>> start Extracted information

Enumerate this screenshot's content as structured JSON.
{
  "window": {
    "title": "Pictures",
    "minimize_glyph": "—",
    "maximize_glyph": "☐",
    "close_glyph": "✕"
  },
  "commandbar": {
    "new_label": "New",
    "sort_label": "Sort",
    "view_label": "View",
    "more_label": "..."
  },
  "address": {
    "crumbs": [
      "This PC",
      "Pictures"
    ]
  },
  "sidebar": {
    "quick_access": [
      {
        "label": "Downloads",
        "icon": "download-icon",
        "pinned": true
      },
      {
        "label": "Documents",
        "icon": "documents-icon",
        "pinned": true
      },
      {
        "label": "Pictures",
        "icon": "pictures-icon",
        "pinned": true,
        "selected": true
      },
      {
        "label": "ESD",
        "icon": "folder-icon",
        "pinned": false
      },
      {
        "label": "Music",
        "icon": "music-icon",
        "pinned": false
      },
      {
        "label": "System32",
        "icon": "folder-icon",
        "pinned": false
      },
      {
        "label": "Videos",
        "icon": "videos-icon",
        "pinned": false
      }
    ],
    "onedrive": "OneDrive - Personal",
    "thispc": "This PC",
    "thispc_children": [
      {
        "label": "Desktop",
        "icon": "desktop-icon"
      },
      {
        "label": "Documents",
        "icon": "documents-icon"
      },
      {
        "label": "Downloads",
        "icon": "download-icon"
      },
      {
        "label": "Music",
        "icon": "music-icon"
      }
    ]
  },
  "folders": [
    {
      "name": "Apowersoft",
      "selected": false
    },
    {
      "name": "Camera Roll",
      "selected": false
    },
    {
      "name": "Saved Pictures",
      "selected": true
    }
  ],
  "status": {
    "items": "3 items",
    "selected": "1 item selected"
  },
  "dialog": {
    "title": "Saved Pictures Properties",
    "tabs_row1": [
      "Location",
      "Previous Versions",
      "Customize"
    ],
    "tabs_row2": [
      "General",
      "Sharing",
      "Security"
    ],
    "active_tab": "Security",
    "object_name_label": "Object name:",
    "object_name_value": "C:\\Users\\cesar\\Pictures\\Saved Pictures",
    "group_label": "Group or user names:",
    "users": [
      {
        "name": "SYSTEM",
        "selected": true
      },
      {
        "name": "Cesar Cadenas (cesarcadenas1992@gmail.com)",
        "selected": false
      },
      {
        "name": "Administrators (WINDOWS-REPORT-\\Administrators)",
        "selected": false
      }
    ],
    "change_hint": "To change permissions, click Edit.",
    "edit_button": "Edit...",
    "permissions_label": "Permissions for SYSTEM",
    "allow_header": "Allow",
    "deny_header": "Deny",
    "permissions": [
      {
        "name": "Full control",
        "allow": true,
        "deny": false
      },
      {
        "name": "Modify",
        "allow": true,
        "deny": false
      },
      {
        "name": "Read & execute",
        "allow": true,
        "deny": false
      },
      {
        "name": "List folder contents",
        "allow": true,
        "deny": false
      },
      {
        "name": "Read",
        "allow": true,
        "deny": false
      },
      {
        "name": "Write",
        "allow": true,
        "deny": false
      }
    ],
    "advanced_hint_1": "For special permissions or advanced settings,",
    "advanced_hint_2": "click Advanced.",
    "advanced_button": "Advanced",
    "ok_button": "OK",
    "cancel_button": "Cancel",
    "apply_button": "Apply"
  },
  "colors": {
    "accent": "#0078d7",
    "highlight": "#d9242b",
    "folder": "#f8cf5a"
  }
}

>> end Extracted information

_Requirement_
Take the entries above and transcribe them in full.

_Task output_
Enumerate this screenshot's content as structured JSON.
{
  "window": {
    "title": "Pictures",
    "minimize_glyph": "—",
    "maximize_glyph": "☐",
    "close_glyph": "✕"
  },
  "commandbar": {
    "new_label": "New",
    "sort_label": "Sort",
    "view_label": "View",
    "more_label": "..."
  },
  "address": {
    "crumbs": [
      "This PC",
      "Pictures"
    ]
  },
  "sidebar": {
    "quick_access": [
      {
        "label": "Downloads",
        "icon": "download-icon",
        "pinned": true
      },
      {
        "label": "Documents",
        "icon": "documents-icon",
        "pinned": true
      },
      {
        "label": "Pictures",
        "icon": "pictures-icon",
        "pinned": true,
        "selected": true
      },
      {
        "label": "ESD",
        "icon": "folder-icon",
        "pinned": false
      },
      {
        "label": "Music",
        "icon": "music-icon",
        "pinned": false
      },
      {
        "label": "System32",
        "icon": "folder-icon",
        "pinned": false
      },
      {
        "label": "Videos",
        "icon": "videos-icon",
        "pinned": false
      }
    ],
    "onedrive": "OneDrive - Personal",
    "thispc": "This PC",
    "thispc_children": [
      {
        "label": "Desktop",
        "icon": "desktop-icon"
      },
      {
        "label": "Documents",
        "icon": "documents-icon"
      },
      {
        "label": "Downloads",
        "icon": "download-icon"
      },
      {
        "label": "Music",
        "icon": "music-icon"
      }
    ]
  },
  "folders": [
    {
      "name": "Apowersoft",
      "selected": false
    },
    {
      "name": "Camera Roll",
      "selected": false
    },
    {
      "name": "Saved Pictures",
      "selected": true
    }
  ],
  "status": {
    "items": "3 items",
    "selected": "1 item selected"
  },
  "dialog": {
    "title": "Saved Pictures Properties",
    "tabs_row1": [
      "Location",
      "Previous Versions",
      "Customize"
    ],
    "tabs_row2": [
      "General",
      "Sharing",
      "Security"
    ],
    "active_tab": "Security",
    "object_name_label": "Object name:",
    "object_name_value": "C:\\Users\\cesar\\Pictures\\Saved Pictures",
    "group_label": "Group or user names:",
    "users": [
      {
        "name": "SYSTEM",
        "selected": true
      },
      {
        "name": "Cesar Cadenas (cesarcadenas1992@gmail.com)",
        "selected": false
      },
      {
        "name": "Administrators (WINDOWS-REPORT-\\Administrators)",
        "selected": false
      }
    ],
    "change_hint": "To change permissions, click Edit.",
    "edit_button": "Edit...",
    "permissions_label": "Permissions for SYSTEM",
    "allow_header": "Allow",
    "deny_header": "Deny",
    "permissions": [
      {
        "name": "Full control",
        "allow": true,
        "deny": false
      },
      {
        "name": "Modify",
        "allow": true,
        "deny": false
      },
      {
        "name": "Read & execute",
        "allow": true,
        "deny": false
      },
      {
        "name": "List folder contents",
        "allow": true,
        "deny": false
      },
      {
        "name": "Read",
        "allow": true,
        "deny": false
      },
      {
        "name": "Write",
        "allow": true,
        "deny": false
      }
    ],
    "advanced_hint_1": "For special permissions or advanced settings,",
    "advanced_hint_2": "click Advanced.",
    "advanced_button": "Advanced",
    "ok_button": "OK",
    "cancel_button": "Cancel",
    "apply_button": "Apply"
  },
  "colors": {
    "accent": "#0078d7",
    "highlight": "#d9242b",
    "folder": "#f8cf5a"
  }
}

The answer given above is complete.